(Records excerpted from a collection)
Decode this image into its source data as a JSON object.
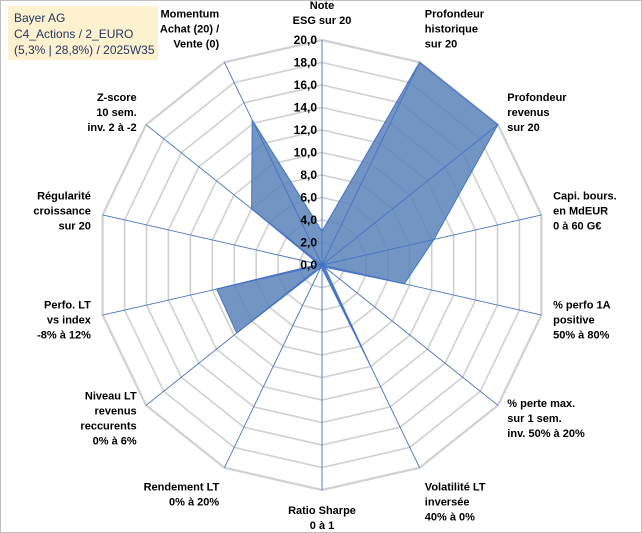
{
  "header": {
    "line1": "Bayer AG",
    "line2": "C4_Actions / 2_EURO",
    "line3": "(5,3% | 28,8%) / 2025W35"
  },
  "chart_data": {
    "type": "radar",
    "rmin": 0,
    "rmax": 20,
    "tick_step": 2,
    "tick_labels": [
      "0,0",
      "2,0",
      "4,0",
      "6,0",
      "8,0",
      "10,0",
      "12,0",
      "14,0",
      "16,0",
      "18,0",
      "20,0"
    ],
    "grid": true,
    "legend": "none",
    "colors": {
      "fill": "#5b82b8",
      "stroke": "#4472c4",
      "grid": "#d0d0d0",
      "spoke": "#4472c4"
    },
    "axes": [
      {
        "label": [
          "Note",
          "ESG sur 20"
        ],
        "value": 3.0
      },
      {
        "label": [
          "Profondeur",
          "historique",
          "sur 20"
        ],
        "value": 20.0
      },
      {
        "label": [
          "Profondeur",
          "revenus",
          "sur 20"
        ],
        "value": 20.0
      },
      {
        "label": [
          "Capi. bours.",
          "en MdEUR",
          "0 à 60 G€"
        ],
        "value": 10.2
      },
      {
        "label": [
          "% perfo 1A",
          "positive",
          "50% à 80%"
        ],
        "value": 7.5
      },
      {
        "label": [
          "% perte max.",
          "sur 1 sem.",
          "inv. 50% à 20%"
        ],
        "value": 0.3
      },
      {
        "label": [
          "Volatilité LT",
          "inversée",
          "40% à 0%"
        ],
        "value": 9.8
      },
      {
        "label": [
          "Ratio Sharpe",
          "0 à 1"
        ],
        "value": 0.3
      },
      {
        "label": [
          "Rendement LT",
          "0% à 20%"
        ],
        "value": 0.3
      },
      {
        "label": [
          "Niveau LT",
          "revenus",
          "reccurents",
          "0% à 6%"
        ],
        "value": 9.7
      },
      {
        "label": [
          "Perfo. LT",
          "vs index",
          "-8% à 12%"
        ],
        "value": 9.6
      },
      {
        "label": [
          "Régularité",
          "croissance",
          "sur 20"
        ],
        "value": 0.3
      },
      {
        "label": [
          "Z-score",
          "10 sem.",
          "inv. 2 à -2"
        ],
        "value": 8.0
      },
      {
        "label": [
          "Momentum",
          "Achat (20) /",
          "Vente (0)"
        ],
        "value": 14.3
      }
    ]
  }
}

__Request__:
Reproduce every line above as written, skipping pictures.

__Response__:
Decode this image into its source data as a JSON object.
{
  "header": {
    "line1": "Bayer AG",
    "line2": "C4_Actions / 2_EURO",
    "line3": "(5,3% | 28,8%) / 2025W35"
  },
  "chart_data": {
    "type": "radar",
    "rmin": 0,
    "rmax": 20,
    "tick_step": 2,
    "tick_labels": [
      "0,0",
      "2,0",
      "4,0",
      "6,0",
      "8,0",
      "10,0",
      "12,0",
      "14,0",
      "16,0",
      "18,0",
      "20,0"
    ],
    "grid": true,
    "legend": "none",
    "colors": {
      "fill": "#5b82b8",
      "stroke": "#4472c4",
      "grid": "#d0d0d0",
      "spoke": "#4472c4"
    },
    "axes": [
      {
        "label": [
          "Note",
          "ESG sur 20"
        ],
        "value": 3.0
      },
      {
        "label": [
          "Profondeur",
          "historique",
          "sur 20"
        ],
        "value": 20.0
      },
      {
        "label": [
          "Profondeur",
          "revenus",
          "sur 20"
        ],
        "value": 20.0
      },
      {
        "label": [
          "Capi. bours.",
          "en MdEUR",
          "0 à 60 G€"
        ],
        "value": 10.2
      },
      {
        "label": [
          "% perfo 1A",
          "positive",
          "50% à 80%"
        ],
        "value": 7.5
      },
      {
        "label": [
          "% perte max.",
          "sur 1 sem.",
          "inv. 50% à 20%"
        ],
        "value": 0.3
      },
      {
        "label": [
          "Volatilité LT",
          "inversée",
          "40% à 0%"
        ],
        "value": 9.8
      },
      {
        "label": [
          "Ratio Sharpe",
          "0 à 1"
        ],
        "value": 0.3
      },
      {
        "label": [
          "Rendement LT",
          "0% à 20%"
        ],
        "value": 0.3
      },
      {
        "label": [
          "Niveau LT",
          "revenus",
          "reccurents",
          "0% à 6%"
        ],
        "value": 9.7
      },
      {
        "label": [
          "Perfo. LT",
          "vs index",
          "-8% à 12%"
        ],
        "value": 9.6
      },
      {
        "label": [
          "Régularité",
          "croissance",
          "sur 20"
        ],
        "value": 0.3
      },
      {
        "label": [
          "Z-score",
          "10 sem.",
          "inv. 2 à -2"
        ],
        "value": 8.0
      },
      {
        "label": [
          "Momentum",
          "Achat (20) /",
          "Vente (0)"
        ],
        "value": 14.3
      }
    ]
  }
}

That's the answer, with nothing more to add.